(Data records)
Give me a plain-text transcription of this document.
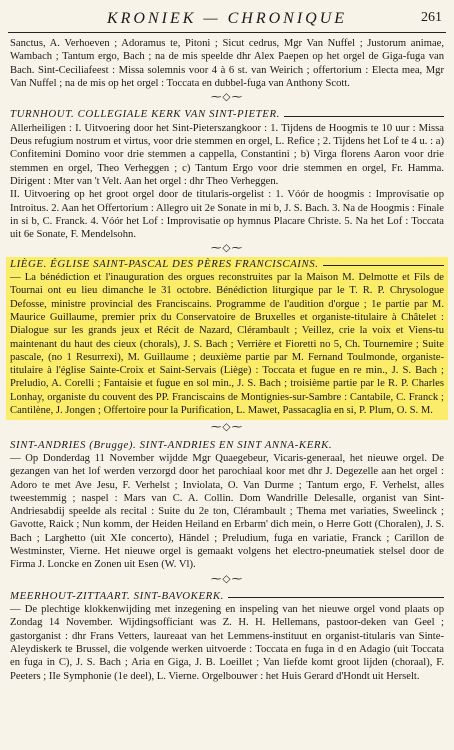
KRONIEK — CHRONIQUE	261

Sanctus, A. Verhoeven ; Adoramus te, Pitoni ; Sicut cedrus, Mgr Van Nuffel ; Justorum animae, Wambach ; Tantum ergo, Bach ; na de mis speelde dhr Alex Paepen op het orgel de Giga-fuga van Bach. Sint-Ceciliafeest : Missa solemnis voor 4 à 6 st. van Weirich ; offertorium : Electa mea, Mgr Van Nuffel ; na de mis op het orgel : Toccata en dubbel-fuga van Anthony Scott.

⁓◇⁓
TURNHOUT. COLLEGIALE KERK VAN SINT-PIETER.

Allerheiligen : I. Uitvoering door het Sint-Pieterszangkoor : 1. Tijdens de Hoogmis te 10 uur : Missa Deus refugium nostrum et virtus, voor drie stemmen en orgel, L. Refice ; 2. Tijdens het Lof te 4 u. : a) Confitemini Domino voor drie stemmen a cappella, Constantini ; b) Virga florens Aaron voor drie stemmen en orgel, Theo Verheggen ; c) Tantum Ergo voor drie stemmen en orgel, Fr. Hamma. Dirigent : Mter van 't Velt. Aan het orgel : dhr Theo Verheggen.

II. Uitvoering op het groot orgel door de titularis-orgelist : 1. Vóór de hoogmis : Improvisatie op Introitus. 2. Aan het Offertorium : Allegro uit 2e Sonate in mi b, J. S. Bach. 3. Na de Hoogmis : Finale in si b, C. Franck. 4. Vóór het Lof : Improvisatie op hymnus Placare Christe. 5. Na het Lof : Toccata uit 6e Sonate, F. Mendelsohn.

⁓◇⁓
LIÈGE. ÉGLISE SAINT-PASCAL DES PÈRES FRANCISCAINS.

— La bénédiction et l'inauguration des orgues reconstruites par la Maison M. Delmotte et Fils de Tournai ont eu lieu dimanche le 31 octobre. Bénédiction liturgique par le T. R. P. Chrysologue Defosse, ministre provincial des Franciscains. Programme de l'audition d'orgue ; 1e partie par M. Maurice Guillaume, premier prix du Conservatoire de Bruxelles et organiste-titulaire à Châtelet : Dialogue sur les grands jeux et Récit de Nazard, Clérambault ; Veillez, crie la voix et Viens-tu maintenant du haut des cieux (chorals), J. S. Bach ; Verrière et Fioretti no 5, Ch. Tournemire ; Suite pascale, (no 1 Resurrexi), M. Guillaume ; deuxième partie par M. Fernand Toulmonde, organiste-titulaire à l'église Sainte-Croix et Saint-Servais (Liège) : Toccata et fugue en re min., J. S. Bach ; Preludio, A. Corelli ; Fantaisie et fugue en sol min., J. S. Bach ; troisième partie par le R. P. Charles Lonhay, organiste du couvent des PP. Franciscains de Montignies-sur-Sambre : Cantabile, C. Franck ; Cantilène, J. Jongen ; Offertoire pour la Purification, L. Mawet, Passacaglia en si, P. Plum, O. S. M.

⁓◇⁓
SINT-ANDRIES (Brugge). SINT-ANDRIES EN SINT ANNA-KERK.

— Op Donderdag 11 November wijdde Mgr Quaegebeur, Vicaris-generaal, het nieuwe orgel. De gezangen van het lof werden verzorgd door het parochiaal koor met dhr J. Degezelle aan het orgel : Adoro te met Ave Jesu, F. Verhelst ; Inviolata, O. Van Durme ; Tantum ergo, F. Verhelst, alles tweestemmig ; naspel : Mars van C. A. Collin. Dom Wandrille Delesalle, organist van Sint-Andriesabdij speelde als recital : Suite du 2e ton, Clérambault ; Thema met variaties, Sweelinck ; Gavotte, Raick ; Nun komm, der Heiden Heiland en Erbarm' dich mein, o Herre Gott (Choralen), J. S. Bach ; Larghetto (uit XIe concerto), Händel ; Preludium, fuga en variatie, Franck ; Carillon de Westminster, Vierne. Het nieuwe orgel is gemaakt volgens het electro-pneumatiek stelsel door de Firma J. Loncke en Zonen uit Esen (W. Vl).

⁓◇⁓
MEERHOUT-ZITTAART. SINT-BAVOKERK.

— De plechtige klokkenwijding met inzegening en inspeling van het nieuwe orgel vond plaats op Zondag 14 November. Wijdingsofficiant was Z. H. H. Hellemans, pastoor-deken van Geel ; gastorganist : dhr Frans Vetters, laureaat van het Lemmens-instituut en organist-titularis van Sinte-Aleydiskerk te Brussel, die volgende werken uitvoerde : Toccata en fuga in d en Adagio (uit Toccata en fuga in C), J. S. Bach ; Aria en Giga, J. B. Loeillet ; Van liefde komt groot lijden (choraal), F. Peeters ; IIe Symphonie (1e deel), L. Vierne. Orgelbouwer : het Huis Gerard d'Hondt uit Herselt.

◆ WRITTEN TASK ◆
Give every line back word for word and leave the pictures out.

◆ WRITTEN RESPONSE ◆
Give me a plain-text transcription of this document.
KRONIEK — CHRONIQUE	261

Sanctus, A. Verhoeven ; Adoramus te, Pitoni ; Sicut cedrus, Mgr Van Nuffel ; Justorum animae, Wambach ; Tantum ergo, Bach ; na de mis speelde dhr Alex Paepen op het orgel de Giga-fuga van Bach. Sint-Ceciliafeest : Missa solemnis voor 4 à 6 st. van Weirich ; offertorium : Electa mea, Mgr Van Nuffel ; na de mis op het orgel : Toccata en dubbel-fuga van Anthony Scott.

⁓◇⁓
TURNHOUT. COLLEGIALE KERK VAN SINT-PIETER.

Allerheiligen : I. Uitvoering door het Sint-Pieterszangkoor : 1. Tijdens de Hoogmis te 10 uur : Missa Deus refugium nostrum et virtus, voor drie stemmen en orgel, L. Refice ; 2. Tijdens het Lof te 4 u. : a) Confitemini Domino voor drie stemmen a cappella, Constantini ; b) Virga florens Aaron voor drie stemmen en orgel, Theo Verheggen ; c) Tantum Ergo voor drie stemmen en orgel, Fr. Hamma. Dirigent : Mter van 't Velt. Aan het orgel : dhr Theo Verheggen.

II. Uitvoering op het groot orgel door de titularis-orgelist : 1. Vóór de hoogmis : Improvisatie op Introitus. 2. Aan het Offertorium : Allegro uit 2e Sonate in mi b, J. S. Bach. 3. Na de Hoogmis : Finale in si b, C. Franck. 4. Vóór het Lof : Improvisatie op hymnus Placare Christe. 5. Na het Lof : Toccata uit 6e Sonate, F. Mendelsohn.

⁓◇⁓
LIÈGE. ÉGLISE SAINT-PASCAL DES PÈRES FRANCISCAINS.

— La bénédiction et l'inauguration des orgues reconstruites par la Maison M. Delmotte et Fils de Tournai ont eu lieu dimanche le 31 octobre. Bénédiction liturgique par le T. R. P. Chrysologue Defosse, ministre provincial des Franciscains. Programme de l'audition d'orgue ; 1e partie par M. Maurice Guillaume, premier prix du Conservatoire de Bruxelles et organiste-titulaire à Châtelet : Dialogue sur les grands jeux et Récit de Nazard, Clérambault ; Veillez, crie la voix et Viens-tu maintenant du haut des cieux (chorals), J. S. Bach ; Verrière et Fioretti no 5, Ch. Tournemire ; Suite pascale, (no 1 Resurrexi), M. Guillaume ; deuxième partie par M. Fernand Toulmonde, organiste-titulaire à l'église Sainte-Croix et Saint-Servais (Liège) : Toccata et fugue en re min., J. S. Bach ; Preludio, A. Corelli ; Fantaisie et fugue en sol min., J. S. Bach ; troisième partie par le R. P. Charles Lonhay, organiste du couvent des PP. Franciscains de Montignies-sur-Sambre : Cantabile, C. Franck ; Cantilène, J. Jongen ; Offertoire pour la Purification, L. Mawet, Passacaglia en si, P. Plum, O. S. M.

⁓◇⁓
SINT-ANDRIES (Brugge). SINT-ANDRIES EN SINT ANNA-KERK.

— Op Donderdag 11 November wijdde Mgr Quaegebeur, Vicaris-generaal, het nieuwe orgel. De gezangen van het lof werden verzorgd door het parochiaal koor met dhr J. Degezelle aan het orgel : Adoro te met Ave Jesu, F. Verhelst ; Inviolata, O. Van Durme ; Tantum ergo, F. Verhelst, alles tweestemmig ; naspel : Mars van C. A. Collin. Dom Wandrille Delesalle, organist van Sint-Andriesabdij speelde als recital : Suite du 2e ton, Clérambault ; Thema met variaties, Sweelinck ; Gavotte, Raick ; Nun komm, der Heiden Heiland en Erbarm' dich mein, o Herre Gott (Choralen), J. S. Bach ; Larghetto (uit XIe concerto), Händel ; Preludium, fuga en variatie, Franck ; Carillon de Westminster, Vierne. Het nieuwe orgel is gemaakt volgens het electro-pneumatiek stelsel door de Firma J. Loncke en Zonen uit Esen (W. Vl).

⁓◇⁓
MEERHOUT-ZITTAART. SINT-BAVOKERK.

— De plechtige klokkenwijding met inzegening en inspeling van het nieuwe orgel vond plaats op Zondag 14 November. Wijdingsofficiant was Z. H. H. Hellemans, pastoor-deken van Geel ; gastorganist : dhr Frans Vetters, laureaat van het Lemmens-instituut en organist-titularis van Sinte-Aleydiskerk te Brussel, die volgende werken uitvoerde : Toccata en fuga in d en Adagio (uit Toccata en fuga in C), J. S. Bach ; Aria en Giga, J. B. Loeillet ; Van liefde komt groot lijden (choraal), F. Peeters ; IIe Symphonie (1e deel), L. Vierne. Orgelbouwer : het Huis Gerard d'Hondt uit Herselt.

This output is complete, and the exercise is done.